To do: Can you copy each of the items below word for word, reproducing every line with no changes?
##### Extracted records #####
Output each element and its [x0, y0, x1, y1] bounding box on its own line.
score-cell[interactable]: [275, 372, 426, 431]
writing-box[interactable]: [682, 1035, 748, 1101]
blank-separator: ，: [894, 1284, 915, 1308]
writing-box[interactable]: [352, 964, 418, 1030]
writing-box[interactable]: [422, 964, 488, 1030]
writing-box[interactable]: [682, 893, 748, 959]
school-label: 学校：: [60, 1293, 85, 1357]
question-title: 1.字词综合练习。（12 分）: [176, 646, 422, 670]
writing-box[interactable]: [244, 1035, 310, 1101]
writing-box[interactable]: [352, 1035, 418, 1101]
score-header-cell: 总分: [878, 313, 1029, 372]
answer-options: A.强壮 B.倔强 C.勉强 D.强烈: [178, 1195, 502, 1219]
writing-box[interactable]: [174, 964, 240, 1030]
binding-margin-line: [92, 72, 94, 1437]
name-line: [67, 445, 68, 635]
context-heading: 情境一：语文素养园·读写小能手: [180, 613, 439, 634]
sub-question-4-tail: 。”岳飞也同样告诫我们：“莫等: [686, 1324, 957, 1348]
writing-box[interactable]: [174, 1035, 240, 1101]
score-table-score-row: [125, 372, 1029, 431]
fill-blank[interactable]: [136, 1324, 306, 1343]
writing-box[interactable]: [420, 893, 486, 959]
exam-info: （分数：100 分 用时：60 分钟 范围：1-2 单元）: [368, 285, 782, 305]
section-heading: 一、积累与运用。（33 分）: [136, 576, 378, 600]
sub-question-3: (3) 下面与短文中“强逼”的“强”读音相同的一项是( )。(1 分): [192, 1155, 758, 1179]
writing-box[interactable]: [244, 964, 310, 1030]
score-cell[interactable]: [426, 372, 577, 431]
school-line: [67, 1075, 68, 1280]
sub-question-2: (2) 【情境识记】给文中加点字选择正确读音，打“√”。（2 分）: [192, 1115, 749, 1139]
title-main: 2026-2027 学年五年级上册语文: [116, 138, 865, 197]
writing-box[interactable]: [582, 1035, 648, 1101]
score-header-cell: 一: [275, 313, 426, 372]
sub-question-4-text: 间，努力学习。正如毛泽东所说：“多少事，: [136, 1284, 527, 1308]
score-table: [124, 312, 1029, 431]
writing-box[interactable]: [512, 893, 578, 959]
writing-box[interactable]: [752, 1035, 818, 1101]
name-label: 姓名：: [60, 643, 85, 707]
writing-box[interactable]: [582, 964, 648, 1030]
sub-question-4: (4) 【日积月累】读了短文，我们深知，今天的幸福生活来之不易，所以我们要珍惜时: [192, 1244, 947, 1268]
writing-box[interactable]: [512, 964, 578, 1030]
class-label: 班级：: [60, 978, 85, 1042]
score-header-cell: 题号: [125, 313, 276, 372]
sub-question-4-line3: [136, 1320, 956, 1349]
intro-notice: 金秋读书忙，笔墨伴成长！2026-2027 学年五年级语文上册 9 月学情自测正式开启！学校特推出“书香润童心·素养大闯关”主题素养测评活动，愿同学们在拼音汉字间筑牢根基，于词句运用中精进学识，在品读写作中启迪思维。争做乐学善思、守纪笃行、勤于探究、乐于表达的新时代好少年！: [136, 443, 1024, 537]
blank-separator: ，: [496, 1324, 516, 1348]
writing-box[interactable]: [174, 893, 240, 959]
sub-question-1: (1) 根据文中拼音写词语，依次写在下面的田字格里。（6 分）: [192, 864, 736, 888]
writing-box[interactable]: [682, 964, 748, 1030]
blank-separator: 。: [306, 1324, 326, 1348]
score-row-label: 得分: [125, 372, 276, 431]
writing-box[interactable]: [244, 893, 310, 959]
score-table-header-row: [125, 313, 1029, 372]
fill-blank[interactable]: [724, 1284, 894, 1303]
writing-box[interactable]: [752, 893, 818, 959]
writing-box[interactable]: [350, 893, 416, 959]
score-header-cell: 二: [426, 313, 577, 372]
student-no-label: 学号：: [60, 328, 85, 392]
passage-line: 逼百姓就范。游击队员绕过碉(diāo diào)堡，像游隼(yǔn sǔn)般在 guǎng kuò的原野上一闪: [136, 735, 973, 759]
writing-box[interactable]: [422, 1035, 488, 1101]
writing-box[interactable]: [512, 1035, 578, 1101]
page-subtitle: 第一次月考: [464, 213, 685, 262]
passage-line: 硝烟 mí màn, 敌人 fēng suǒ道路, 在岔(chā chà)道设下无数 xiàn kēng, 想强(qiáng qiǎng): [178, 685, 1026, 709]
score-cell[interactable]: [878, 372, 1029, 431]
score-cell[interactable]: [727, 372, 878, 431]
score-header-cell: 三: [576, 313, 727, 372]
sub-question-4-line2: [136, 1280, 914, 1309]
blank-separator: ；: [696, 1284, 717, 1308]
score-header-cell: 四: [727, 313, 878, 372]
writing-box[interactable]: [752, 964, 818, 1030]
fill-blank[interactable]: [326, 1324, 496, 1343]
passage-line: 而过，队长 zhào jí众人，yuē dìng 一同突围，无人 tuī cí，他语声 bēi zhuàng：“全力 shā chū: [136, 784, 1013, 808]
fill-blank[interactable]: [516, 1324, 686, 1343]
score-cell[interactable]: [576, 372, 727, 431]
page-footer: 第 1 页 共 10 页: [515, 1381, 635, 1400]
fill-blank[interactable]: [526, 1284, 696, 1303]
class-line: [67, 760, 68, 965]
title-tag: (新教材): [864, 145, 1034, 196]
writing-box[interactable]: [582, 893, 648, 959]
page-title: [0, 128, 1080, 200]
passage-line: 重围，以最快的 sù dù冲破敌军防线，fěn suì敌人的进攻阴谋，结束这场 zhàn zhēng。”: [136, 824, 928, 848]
#####
Written response:
Output each element and its [x0, y0, x1, y1] bounding box on its own line.
score-cell[interactable]: [275, 372, 426, 431]
writing-box[interactable]: [682, 1035, 748, 1101]
blank-separator: ，: [894, 1284, 915, 1308]
writing-box[interactable]: [352, 964, 418, 1030]
writing-box[interactable]: [422, 964, 488, 1030]
writing-box[interactable]: [682, 893, 748, 959]
school-label: 学校：: [60, 1293, 85, 1357]
question-title: 1.字词综合练习。（12 分）: [176, 646, 422, 670]
writing-box[interactable]: [244, 1035, 310, 1101]
writing-box[interactable]: [352, 1035, 418, 1101]
score-header-cell: 总分: [878, 313, 1029, 372]
answer-options: A.强壮 B.倔强 C.勉强 D.强烈: [178, 1195, 502, 1219]
writing-box[interactable]: [174, 964, 240, 1030]
binding-margin-line: [92, 72, 94, 1437]
name-line: [67, 445, 68, 635]
context-heading: 情境一：语文素养园·读写小能手: [180, 613, 439, 634]
sub-question-4-tail: 。”岳飞也同样告诫我们：“莫等: [686, 1324, 957, 1348]
writing-box[interactable]: [174, 1035, 240, 1101]
score-table-score-row: [125, 372, 1029, 431]
fill-blank[interactable]: [136, 1324, 306, 1343]
writing-box[interactable]: [420, 893, 486, 959]
exam-info: （分数：100 分 用时：60 分钟 范围：1-2 单元）: [368, 285, 782, 305]
section-heading: 一、积累与运用。（33 分）: [136, 576, 378, 600]
sub-question-3: (3) 下面与短文中“强逼”的“强”读音相同的一项是( )。(1 分): [192, 1155, 758, 1179]
writing-box[interactable]: [244, 964, 310, 1030]
score-cell[interactable]: [426, 372, 577, 431]
school-line: [67, 1075, 68, 1280]
sub-question-2: (2) 【情境识记】给文中加点字选择正确读音，打“√”。（2 分）: [192, 1115, 749, 1139]
title-main: 2026-2027 学年五年级上册语文: [116, 138, 865, 197]
writing-box[interactable]: [582, 1035, 648, 1101]
score-header-cell: 一: [275, 313, 426, 372]
sub-question-4-text: 间，努力学习。正如毛泽东所说：“多少事，: [136, 1284, 527, 1308]
score-table: [124, 312, 1029, 431]
writing-box[interactable]: [512, 893, 578, 959]
writing-box[interactable]: [752, 1035, 818, 1101]
name-label: 姓名：: [60, 643, 85, 707]
writing-box[interactable]: [582, 964, 648, 1030]
sub-question-4: (4) 【日积月累】读了短文，我们深知，今天的幸福生活来之不易，所以我们要珍惜时: [192, 1244, 947, 1268]
writing-box[interactable]: [512, 964, 578, 1030]
class-label: 班级：: [60, 978, 85, 1042]
score-header-cell: 题号: [125, 313, 276, 372]
sub-question-4-line3: [136, 1320, 956, 1349]
intro-notice: 金秋读书忙，笔墨伴成长！2026-2027 学年五年级语文上册 9 月学情自测正式开启！学校特推出“书香润童心·素养大闯关”主题素养测评活动，愿同学们在拼音汉字间筑牢根基，于词句运用中精进学识，在品读写作中启迪思维。争做乐学善思、守纪笃行、勤于探究、乐于表达的新时代好少年！: [136, 443, 1024, 537]
blank-separator: ，: [496, 1324, 516, 1348]
writing-box[interactable]: [174, 893, 240, 959]
sub-question-1: (1) 根据文中拼音写词语，依次写在下面的田字格里。（6 分）: [192, 864, 736, 888]
writing-box[interactable]: [682, 964, 748, 1030]
blank-separator: 。: [306, 1324, 326, 1348]
score-row-label: 得分: [125, 372, 276, 431]
writing-box[interactable]: [244, 893, 310, 959]
score-table-header-row: [125, 313, 1029, 372]
fill-blank[interactable]: [724, 1284, 894, 1303]
writing-box[interactable]: [752, 893, 818, 959]
writing-box[interactable]: [350, 893, 416, 959]
score-header-cell: 二: [426, 313, 577, 372]
student-no-label: 学号：: [60, 328, 85, 392]
passage-line: 逼百姓就范。游击队员绕过碉(diāo diào)堡，像游隼(yǔn sǔn)般在 guǎng kuò的原野上一闪: [136, 735, 973, 759]
writing-box[interactable]: [422, 1035, 488, 1101]
writing-box[interactable]: [512, 1035, 578, 1101]
page-subtitle: 第一次月考: [464, 213, 685, 262]
passage-line: 硝烟 mí màn, 敌人 fēng suǒ道路, 在岔(chā chà)道设下无数 xiàn kēng, 想强(qiáng qiǎng): [178, 685, 1026, 709]
score-cell[interactable]: [878, 372, 1029, 431]
score-cell[interactable]: [727, 372, 878, 431]
score-header-cell: 三: [576, 313, 727, 372]
sub-question-4-line2: [136, 1280, 914, 1309]
blank-separator: ；: [696, 1284, 717, 1308]
score-header-cell: 四: [727, 313, 878, 372]
writing-box[interactable]: [752, 964, 818, 1030]
fill-blank[interactable]: [326, 1324, 496, 1343]
passage-line: 而过，队长 zhào jí众人，yuē dìng 一同突围，无人 tuī cí，他语声 bēi zhuàng：“全力 shā chū: [136, 784, 1013, 808]
fill-blank[interactable]: [516, 1324, 686, 1343]
score-cell[interactable]: [576, 372, 727, 431]
page-footer: 第 1 页 共 10 页: [515, 1381, 635, 1400]
fill-blank[interactable]: [526, 1284, 696, 1303]
class-line: [67, 760, 68, 965]
title-tag: (新教材): [864, 145, 1034, 196]
writing-box[interactable]: [582, 893, 648, 959]
page-title: [0, 128, 1080, 200]
passage-line: 重围，以最快的 sù dù冲破敌军防线，fěn suì敌人的进攻阴谋，结束这场 zhàn zhēng。”: [136, 824, 928, 848]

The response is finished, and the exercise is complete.